FRAGMENTO DE ORIGEN:
Desde este punto de vista, el monólogo dramático se configura como la expresión verbal del modo en que una idea, en el curso de su evolución, resulta interpretada por un personaje, en medio de una situación dialéctica particular, la cual se manifiesta a través de un desajuste de modalidades (querer, saber, poder..., hacer algo), que enfrentan a varios sujetos, y que adquiere forma objetiva en la fábula. El personaje del drama se caracteriza porque ha de tomar una decisión radical frente a unos hechos, motivado por unos presupuestos lógicos, causales y finales, desde los cuales percibe tanto la estructuración de los acontecimientos como las relaciones de los personajes que en ellos intervienen, a todo lo cual pretende dar un sentido coherente.

Entre las características del personaje que enuncia el soliloquio del drama moderno están las cualidades del personaje teatral cervantino, quien, disidente en este caso a la poética de la comedia nueva lopesca, utiliza las formas del lenguaje dramático para objetivar la experiencia subjetiva del sujeto protagonista más allá de los tópicos lopescos.

El objetivo moderno del soliloquio dramático cervantino es potenciar en el discurso la presencia semántica del sujeto hablante, así como en la construcción e interpretación del sentido general de la obra, formalizando de este modo la institucionalización de la existencia del personaje en el discurso literario y su expresión espectacular. Hemos insistido sobre cómo en el teatro moderno todas las cualidades que necesita el personaje para su éxito o fracaso son existenciales.

Desde el punto de vista de la pragmática de la comunicación literaria, el discurso entre Aurelio y los personajes alegóricos resulta especialmente relevante (III, 1690-1752). Este soliloquio de Aurelio se caracteriza porque está penetrado por enunciados de dos personajes alegóricos, la Ocasión y la Necesidad, con los que en ningún momento dialoga, sino que más bien se presentan como voces que brotan de su conciencia. Aurelio, en su soliloquio, únicamente repite perifrásticamente el contenido de los enunciados de los personajes alegóricos; no hay diálogo, porque no hay interacción; no hay tampoco monólogo, porque nadie escucha sus palabras; tampoco apartes, pues convencionalmente se admite que las figuras alegóricas hablan desde la conciencia del personaje, conciencia que se exterioriza y se objetiva en la expresión antropomórfica y alegórica de la Ocasión y la Necesidad. La polivalencia de sujetos enunciativos (Ocasión, Necesidad, Aurelio...) hace que el soliloquio resulte semánticamente redundante, formalmente fragmentado y funcionalmente monológico[26].

BLOQUE DE DATOS:
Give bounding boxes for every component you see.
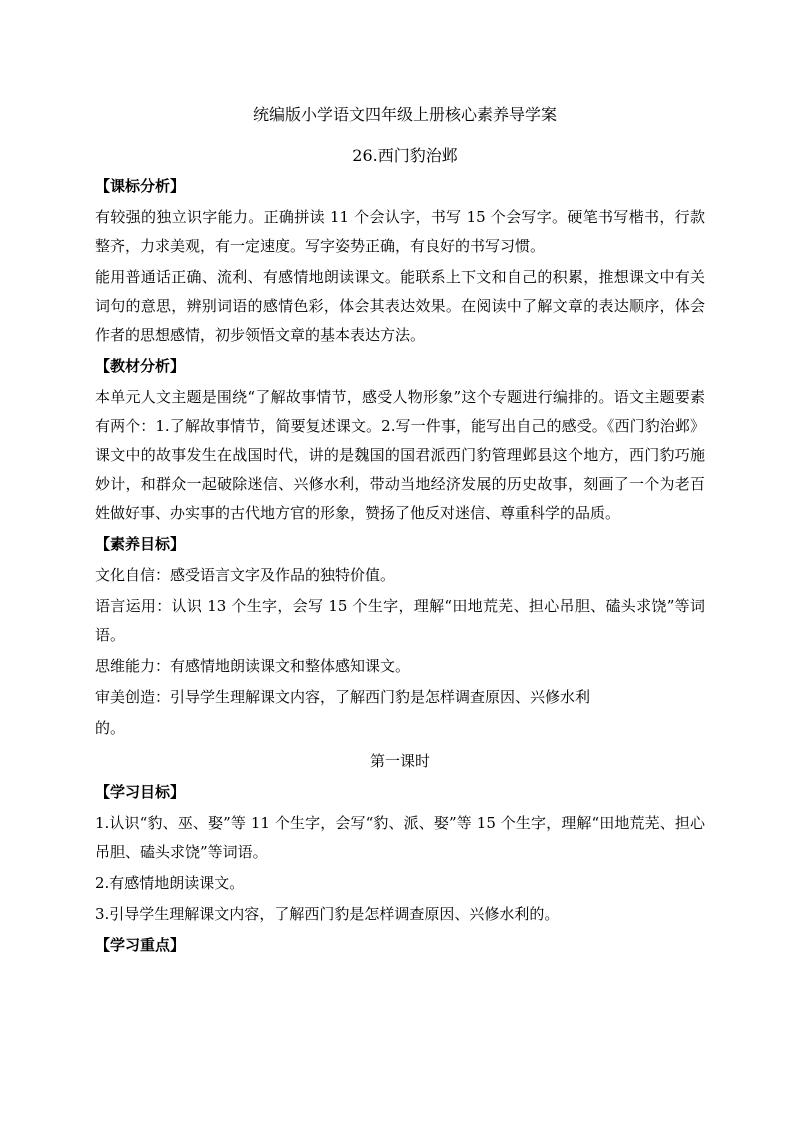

CONSIGNA DE TRABAJO: Prosigue el fragmento sobre el soliloquio dramático cervantino a partir de su última oración.

RESULTADO DEL EJERCICIO:
Sin embargo, el soliloquio más sorprendente, por su pasividad e impermeabilidad a la experiencia personal de quien lo pronuncia, es el de Rosamira (II, 1905-1920), en el que nada dice ni acerca de sí misma, ni de su experiencia subjetiva sobre la calumnia que padece, y que la llevará a ser ejecutada por orden de su propio padre —quien cumple con el orden moral establecido—, sino sobre la acción exterior en que se encuentra, como si se tratara simplemente de una mala «industria» de la fortuna. He aquí las palabras de Rosamira, en las que está completamente ausente la perspectiva particular de la persona que va a ser ejecutada a causa de una falsa acusación; su discurso está ubicado en la voluntad de un orden moral trascendente al sujeto, cuya acción exterior niega toda experiencia subjetiva en el personaje dramático:

 

Quien me viere de esta suerte,
juzgará, sin duda alguna,
que me tiene la fortuna
en los brazos de la muerte.
Pues no es así; porque amor,
cuando se quiere extremar,
con el vuelo del pesar
suele encubrir su favor.
Honra, eclipse padecéis
porque entre vos y mi gusto
la industria ha puesto un disgusto,
por el cual escura os veis;
mas pasará esta fortuna
que así vuestra luz atierra
como sombra de la tierra,
puesta entre el sol y la luna» (II, 1905-1920).

 

En La entretenida, el monólogo de Antonio (III, 1817-1830), que parece ser oído por su amigo y confidente Francisco, a juzgar por sus palabras («Siempre han de herir los vientos, / amigo, en cualquier sazón / los ayes de tu pasión, / los ecos de tus lamentos», III, 1831-1834), constituye igualmente un uso de las formas del lenguaje dramático característico de la comedia española del siglo XVII: la negación de la subjetividad[27]. En este monólogo de Antonio, el personaje hablante se compara con una realidad exterior a sí mismo —se objetiva, diríamos—, con el fin de evitar cualquier tentativa de interiorizar el drama al que dedica sus palabras. Configura una especie de diálogo especular, dirigido a una alteridad que se objetiva en elementos de la naturaleza. Nótese cómo no existe en el enunciado del monólogo dramático ningún rasgo formal del sujeto de la enunciación.

 

En la sazón del erizado invierno,
desnudo el árbol de su flor y fruto,
cambia en un parto desabrido luto
las esmeraldas del vestido tierno.
Mas, aunque vuela el tiempo casi eterno,
vuelve a cobrar el general tributo,
y al árbol seco, y de su humor enjuto,
halla con muestras de verdor interno.
Torna el pasado tiempo al mismo instante
y punto que pasó: que no lo arrasa
todo, pues tiemplan su rigor los cielos.
Pero no le sucede así al amante,
que habrá de perecer si una vez pasa
por él la infernal rabia de los celos (III, 1817-1830).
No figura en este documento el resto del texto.